* _YOUR TASK_: All lines featuring the string "details" are to be listed.

----------------------------------------

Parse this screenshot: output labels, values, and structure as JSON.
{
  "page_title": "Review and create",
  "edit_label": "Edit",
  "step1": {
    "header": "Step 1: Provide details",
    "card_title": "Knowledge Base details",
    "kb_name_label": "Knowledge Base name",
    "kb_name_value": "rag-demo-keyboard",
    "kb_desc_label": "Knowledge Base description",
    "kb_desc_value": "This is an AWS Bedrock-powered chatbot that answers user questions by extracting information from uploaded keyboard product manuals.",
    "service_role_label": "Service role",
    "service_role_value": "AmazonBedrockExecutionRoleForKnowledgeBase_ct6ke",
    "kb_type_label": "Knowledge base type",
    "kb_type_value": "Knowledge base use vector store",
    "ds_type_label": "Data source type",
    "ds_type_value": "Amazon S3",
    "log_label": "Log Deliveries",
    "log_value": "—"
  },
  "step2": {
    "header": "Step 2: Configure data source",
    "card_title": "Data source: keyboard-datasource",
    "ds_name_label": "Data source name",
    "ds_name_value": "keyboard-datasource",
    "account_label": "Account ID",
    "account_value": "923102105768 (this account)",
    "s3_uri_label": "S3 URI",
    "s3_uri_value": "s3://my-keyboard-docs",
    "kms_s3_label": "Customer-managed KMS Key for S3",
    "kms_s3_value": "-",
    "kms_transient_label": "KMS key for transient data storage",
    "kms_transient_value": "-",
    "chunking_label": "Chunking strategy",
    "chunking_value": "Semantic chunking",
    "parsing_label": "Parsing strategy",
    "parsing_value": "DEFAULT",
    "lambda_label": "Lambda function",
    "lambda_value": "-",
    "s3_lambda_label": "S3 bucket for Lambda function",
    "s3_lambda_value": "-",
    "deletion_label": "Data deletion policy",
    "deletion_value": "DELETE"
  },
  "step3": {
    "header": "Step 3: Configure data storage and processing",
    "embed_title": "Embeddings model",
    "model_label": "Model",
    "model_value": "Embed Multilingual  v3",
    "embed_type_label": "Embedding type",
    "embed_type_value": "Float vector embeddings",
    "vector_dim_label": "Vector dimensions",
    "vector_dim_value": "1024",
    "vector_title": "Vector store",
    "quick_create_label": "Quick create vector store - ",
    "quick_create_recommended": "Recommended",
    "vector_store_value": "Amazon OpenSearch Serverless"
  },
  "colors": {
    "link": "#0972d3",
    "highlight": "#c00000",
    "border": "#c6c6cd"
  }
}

----------------------------------------

* _RESULT OF THIS TASK_:
    "header": "Step 1: Provide details",
    "card_title": "Knowledge Base details",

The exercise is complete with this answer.